Start of Materials provided

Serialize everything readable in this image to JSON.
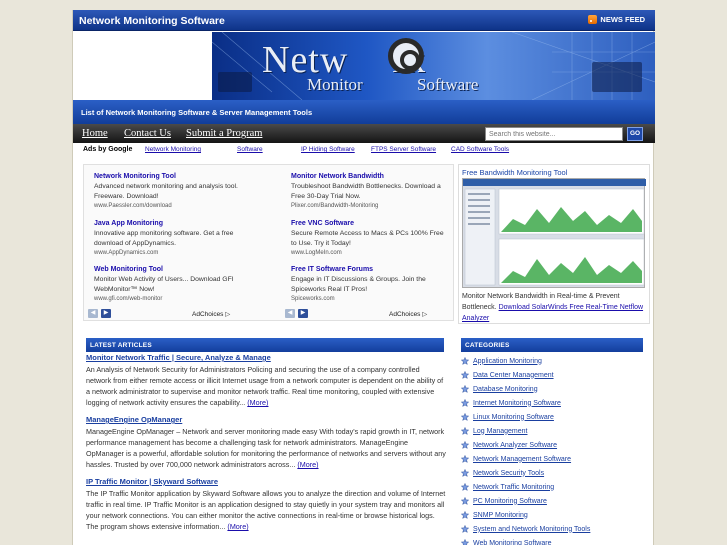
{
  "header": {
    "site_title": "Network Monitoring Software",
    "rss_label": "NEWS FEED",
    "logo": {
      "line1": "Netw",
      "line1b": "rk",
      "line2": "Monitor",
      "line3": "Software"
    },
    "tagline": "List of Network Monitoring Software & Server Management Tools"
  },
  "nav": {
    "items": [
      "Home",
      "Contact Us",
      "Submit a Program"
    ],
    "search_placeholder": "Search this website...",
    "go_label": "GO"
  },
  "ads_row": {
    "label": "Ads by Google",
    "links": [
      "Network Monitoring",
      "Software",
      "IP Hiding Software",
      "FTPS Server Software",
      "CAD Software Tools"
    ]
  },
  "ads": [
    {
      "title": "Network Monitoring Tool",
      "desc": "Advanced network monitoring and analysis tool. Freeware. Download!",
      "url": "www.Paessler.com/download"
    },
    {
      "title": "Monitor Network Bandwidth",
      "desc": "Troubleshoot Bandwidth Bottlenecks. Download a Free 30-Day Trial Now.",
      "url": "Plixer.com/Bandwidth-Monitoring"
    },
    {
      "title": "Java App Monitoring",
      "desc": "Innovative app monitoring software. Get a free download of AppDynamics.",
      "url": "www.AppDynamics.com"
    },
    {
      "title": "Free VNC Software",
      "desc": "Secure Remote Access to Macs & PCs 100% Free to Use. Try it Today!",
      "url": "www.LogMeIn.com"
    },
    {
      "title": "Web Monitoring Tool",
      "desc": "Monitor Web Activity of Users... Download GFI WebMonitor™ Now!",
      "url": "www.gfi.com/web-monitor"
    },
    {
      "title": "Free IT Software Forums",
      "desc": "Engage in IT Discussions & Groups. Join the Spiceworks Real IT Pros!",
      "url": "Spiceworks.com"
    }
  ],
  "adchoices_label": "AdChoices",
  "widget": {
    "title": "Free Bandwidth Monitoring Tool",
    "text": "Monitor Network Bandwidth in Real-time & Prevent Bottleneck.",
    "link": "Download SolarWinds Free Real-Time Netflow Analyzer"
  },
  "latest": {
    "heading": "LATEST ARTICLES",
    "more_label": "(More)",
    "articles": [
      {
        "title": "Monitor Network Traffic | Secure, Analyze & Manage",
        "body": "An Analysis of Network Security for Administrators Policing and securing the use of a company controlled network from either remote access or illicit Internet usage from a network computer is dependent on the ability of a network administrator to supervise and monitor network traffic. Real time monitoring, coupled with extensive logging of network activity ensures the capability..."
      },
      {
        "title": "ManageEngine OpManager",
        "body": "ManageEngine OpManager – Network and server monitoring made easy With today's rapid growth in IT, network performance management has become a challenging task for network administrators. ManageEngine OpManager is a powerful, affordable solution for monitoring the performance of networks and servers without any hassles. Trusted by over 700,000 network administrators across..."
      },
      {
        "title": "IP Traffic Monitor | Skyward Software",
        "body": "The IP Traffic Monitor application by Skyward Software allows you to analyze the direction and volume of Internet traffic in real time. IP Traffic Monitor is an application designed to stay quietly in your system tray and monitors all your network connections. You can either monitor the active connections in real-time or browse historical logs. The program shows extensive information..."
      }
    ]
  },
  "categories": {
    "heading": "CATEGORIES",
    "items": [
      "Application Monitoring",
      "Data Center Management",
      "Database Monitoring",
      "Internet Monitoring Software",
      "Linux Monitoring Software",
      "Log Management",
      "Network Analyzer Software",
      "Network Management Software",
      "Network Security Tools",
      "Network Traffic Monitoring",
      "PC Monitoring Software",
      "SNMP Monitoring",
      "System and Network Monitoring Tools",
      "Web Monitoring Software"
    ]
  },
  "colors": {
    "accent": "#1d47a8",
    "link": "#1a0dab",
    "nav_bg": "#1e1e1e",
    "page_bg": "#e9e6da"
  }
}
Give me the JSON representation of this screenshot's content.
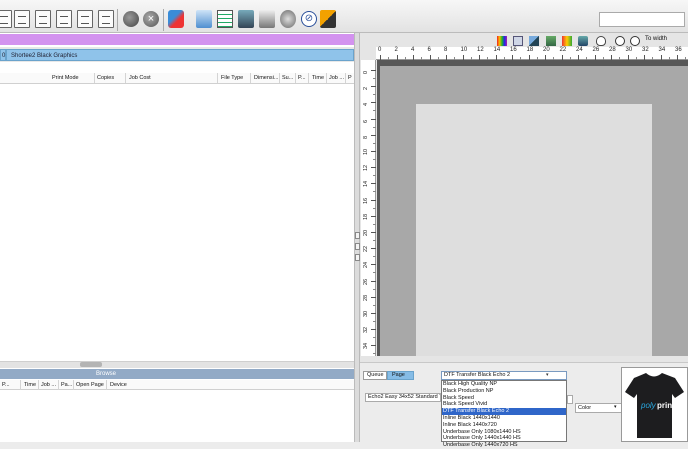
{
  "left_tabs": [
    "0",
    "Shortee2 Black Graphics"
  ],
  "queue_columns": [
    "Print Mode",
    "Copies",
    "Job Cost",
    "File Type",
    "Dimensi...",
    "Su...",
    "P...",
    "Time",
    "Job ...",
    "P"
  ],
  "browse": {
    "label": "Browse",
    "columns": [
      "P...",
      "Time",
      "Job ...",
      "Pa...",
      "Open Page",
      "Device"
    ]
  },
  "ruler": {
    "h_numbers": [
      "0",
      "2",
      "4",
      "6",
      "8",
      "10",
      "12",
      "14",
      "16",
      "18",
      "20",
      "22",
      "24",
      "26",
      "28",
      "30",
      "32",
      "34",
      "36",
      "38",
      "40"
    ],
    "v_numbers": [
      "0",
      "2",
      "4",
      "6",
      "8",
      "10",
      "12",
      "14",
      "16",
      "18",
      "20",
      "22",
      "24",
      "26",
      "28",
      "30",
      "32",
      "34"
    ]
  },
  "zoom_label": "To width",
  "bottom_right": {
    "tab_queue": "Queue",
    "tab_page": "Page",
    "print_mode_selected": "DTF Transfer Black Echo 2",
    "print_mode_options": [
      "Black High Quality NP",
      "Black Production NP",
      "Black Speed",
      "Black Speed Vivid",
      "DTF Transfer Black Echo 2",
      "Inline Black 1440x1440",
      "Inline Black 1440x720",
      "Underbase Only 1080x1440 HS",
      "Underbase Only 1440x1440 HS",
      "Underbase Only 1440x720 HS"
    ],
    "selected_option_index": 4,
    "media_field": "Echo2 Easy 34x52 Standard To",
    "color_select": "Color"
  },
  "thumbnail_logo": {
    "part1": "poly",
    "part2": "print"
  },
  "colors": {
    "purple_bar": "#d392ef",
    "tab_blue": "#8fc3ea",
    "browse_bar": "#92aac6",
    "selection": "#2f66c9",
    "canvas_dark": "#575757"
  }
}
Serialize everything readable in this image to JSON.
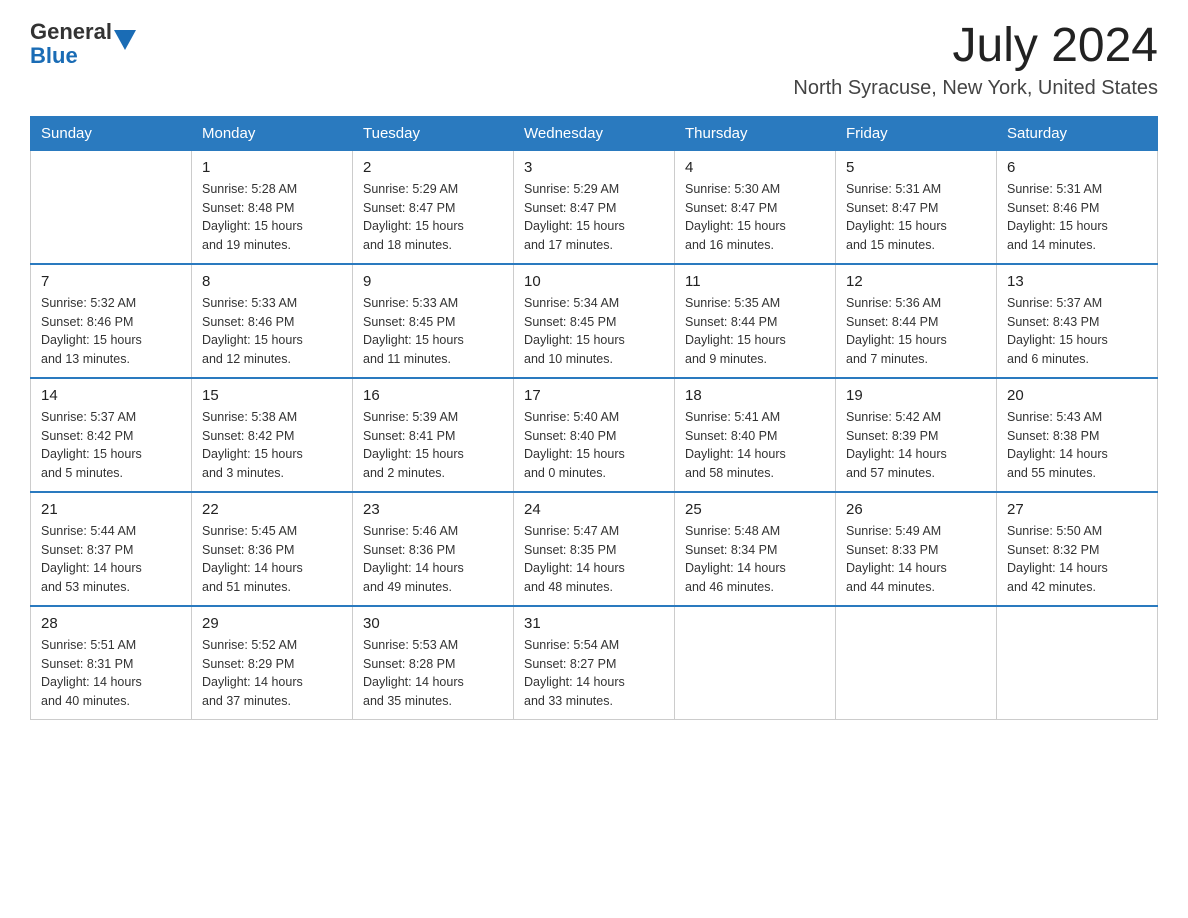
{
  "header": {
    "logo_general": "General",
    "logo_blue": "Blue",
    "month_year": "July 2024",
    "location": "North Syracuse, New York, United States"
  },
  "days_of_week": [
    "Sunday",
    "Monday",
    "Tuesday",
    "Wednesday",
    "Thursday",
    "Friday",
    "Saturday"
  ],
  "weeks": [
    [
      {
        "day": "",
        "info": ""
      },
      {
        "day": "1",
        "info": "Sunrise: 5:28 AM\nSunset: 8:48 PM\nDaylight: 15 hours\nand 19 minutes."
      },
      {
        "day": "2",
        "info": "Sunrise: 5:29 AM\nSunset: 8:47 PM\nDaylight: 15 hours\nand 18 minutes."
      },
      {
        "day": "3",
        "info": "Sunrise: 5:29 AM\nSunset: 8:47 PM\nDaylight: 15 hours\nand 17 minutes."
      },
      {
        "day": "4",
        "info": "Sunrise: 5:30 AM\nSunset: 8:47 PM\nDaylight: 15 hours\nand 16 minutes."
      },
      {
        "day": "5",
        "info": "Sunrise: 5:31 AM\nSunset: 8:47 PM\nDaylight: 15 hours\nand 15 minutes."
      },
      {
        "day": "6",
        "info": "Sunrise: 5:31 AM\nSunset: 8:46 PM\nDaylight: 15 hours\nand 14 minutes."
      }
    ],
    [
      {
        "day": "7",
        "info": "Sunrise: 5:32 AM\nSunset: 8:46 PM\nDaylight: 15 hours\nand 13 minutes."
      },
      {
        "day": "8",
        "info": "Sunrise: 5:33 AM\nSunset: 8:46 PM\nDaylight: 15 hours\nand 12 minutes."
      },
      {
        "day": "9",
        "info": "Sunrise: 5:33 AM\nSunset: 8:45 PM\nDaylight: 15 hours\nand 11 minutes."
      },
      {
        "day": "10",
        "info": "Sunrise: 5:34 AM\nSunset: 8:45 PM\nDaylight: 15 hours\nand 10 minutes."
      },
      {
        "day": "11",
        "info": "Sunrise: 5:35 AM\nSunset: 8:44 PM\nDaylight: 15 hours\nand 9 minutes."
      },
      {
        "day": "12",
        "info": "Sunrise: 5:36 AM\nSunset: 8:44 PM\nDaylight: 15 hours\nand 7 minutes."
      },
      {
        "day": "13",
        "info": "Sunrise: 5:37 AM\nSunset: 8:43 PM\nDaylight: 15 hours\nand 6 minutes."
      }
    ],
    [
      {
        "day": "14",
        "info": "Sunrise: 5:37 AM\nSunset: 8:42 PM\nDaylight: 15 hours\nand 5 minutes."
      },
      {
        "day": "15",
        "info": "Sunrise: 5:38 AM\nSunset: 8:42 PM\nDaylight: 15 hours\nand 3 minutes."
      },
      {
        "day": "16",
        "info": "Sunrise: 5:39 AM\nSunset: 8:41 PM\nDaylight: 15 hours\nand 2 minutes."
      },
      {
        "day": "17",
        "info": "Sunrise: 5:40 AM\nSunset: 8:40 PM\nDaylight: 15 hours\nand 0 minutes."
      },
      {
        "day": "18",
        "info": "Sunrise: 5:41 AM\nSunset: 8:40 PM\nDaylight: 14 hours\nand 58 minutes."
      },
      {
        "day": "19",
        "info": "Sunrise: 5:42 AM\nSunset: 8:39 PM\nDaylight: 14 hours\nand 57 minutes."
      },
      {
        "day": "20",
        "info": "Sunrise: 5:43 AM\nSunset: 8:38 PM\nDaylight: 14 hours\nand 55 minutes."
      }
    ],
    [
      {
        "day": "21",
        "info": "Sunrise: 5:44 AM\nSunset: 8:37 PM\nDaylight: 14 hours\nand 53 minutes."
      },
      {
        "day": "22",
        "info": "Sunrise: 5:45 AM\nSunset: 8:36 PM\nDaylight: 14 hours\nand 51 minutes."
      },
      {
        "day": "23",
        "info": "Sunrise: 5:46 AM\nSunset: 8:36 PM\nDaylight: 14 hours\nand 49 minutes."
      },
      {
        "day": "24",
        "info": "Sunrise: 5:47 AM\nSunset: 8:35 PM\nDaylight: 14 hours\nand 48 minutes."
      },
      {
        "day": "25",
        "info": "Sunrise: 5:48 AM\nSunset: 8:34 PM\nDaylight: 14 hours\nand 46 minutes."
      },
      {
        "day": "26",
        "info": "Sunrise: 5:49 AM\nSunset: 8:33 PM\nDaylight: 14 hours\nand 44 minutes."
      },
      {
        "day": "27",
        "info": "Sunrise: 5:50 AM\nSunset: 8:32 PM\nDaylight: 14 hours\nand 42 minutes."
      }
    ],
    [
      {
        "day": "28",
        "info": "Sunrise: 5:51 AM\nSunset: 8:31 PM\nDaylight: 14 hours\nand 40 minutes."
      },
      {
        "day": "29",
        "info": "Sunrise: 5:52 AM\nSunset: 8:29 PM\nDaylight: 14 hours\nand 37 minutes."
      },
      {
        "day": "30",
        "info": "Sunrise: 5:53 AM\nSunset: 8:28 PM\nDaylight: 14 hours\nand 35 minutes."
      },
      {
        "day": "31",
        "info": "Sunrise: 5:54 AM\nSunset: 8:27 PM\nDaylight: 14 hours\nand 33 minutes."
      },
      {
        "day": "",
        "info": ""
      },
      {
        "day": "",
        "info": ""
      },
      {
        "day": "",
        "info": ""
      }
    ]
  ]
}
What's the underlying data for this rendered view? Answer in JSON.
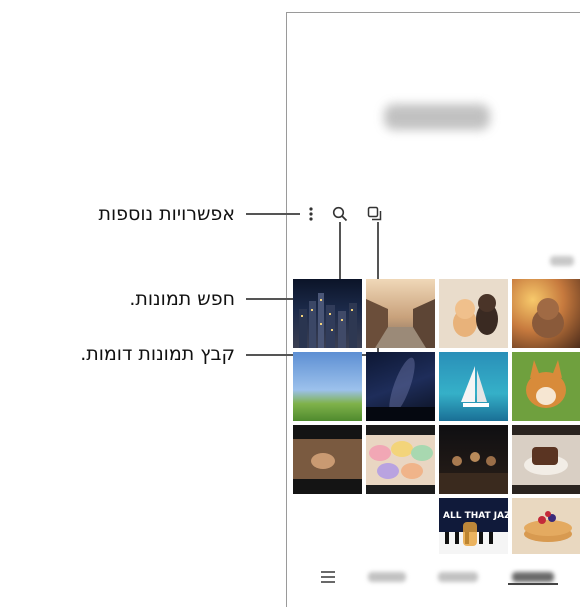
{
  "annotations": {
    "more_options": "אפשרויות נוספות",
    "search_pictures": "חפש תמונות.",
    "group_similar": "קבץ תמונות דומות."
  },
  "toolbar": {
    "icons": [
      "more-options-icon",
      "search-icon",
      "group-similar-icon"
    ]
  },
  "gallery": {
    "thumbnails": [
      "city-skyline-at-night",
      "street-of-traditional-houses",
      "kitten-and-puppy",
      "puppy-with-bokeh-lights",
      "sky-over-green-field",
      "milky-way-over-trees",
      "sailboat-in-turquoise-sea",
      "smiling-corgi",
      "hands-playing-guitar",
      "colorful-macarons",
      "band-performing-on-stage",
      "chocolate-dessert",
      "all-that-jazz-poster",
      "pancakes-with-berries"
    ]
  },
  "bottom_nav": {
    "menu_icon": "menu-icon"
  },
  "colors": {
    "leader_line": "#555555",
    "frame": "#9a9a9a"
  }
}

End of Materials provided

**Aim**
Reproduce word for word the lines running from the line with "What's the underlying" through the end of the data, both included, and nothing else; leave out the pictures.

**Task solution**
What's the underlying data for this rendered view? Answer in JSON.
{
  "annotations": {
    "more_options": "אפשרויות נוספות",
    "search_pictures": "חפש תמונות.",
    "group_similar": "קבץ תמונות דומות."
  },
  "toolbar": {
    "icons": [
      "more-options-icon",
      "search-icon",
      "group-similar-icon"
    ]
  },
  "gallery": {
    "thumbnails": [
      "city-skyline-at-night",
      "street-of-traditional-houses",
      "kitten-and-puppy",
      "puppy-with-bokeh-lights",
      "sky-over-green-field",
      "milky-way-over-trees",
      "sailboat-in-turquoise-sea",
      "smiling-corgi",
      "hands-playing-guitar",
      "colorful-macarons",
      "band-performing-on-stage",
      "chocolate-dessert",
      "all-that-jazz-poster",
      "pancakes-with-berries"
    ]
  },
  "bottom_nav": {
    "menu_icon": "menu-icon"
  },
  "colors": {
    "leader_line": "#555555",
    "frame": "#9a9a9a"
  }
}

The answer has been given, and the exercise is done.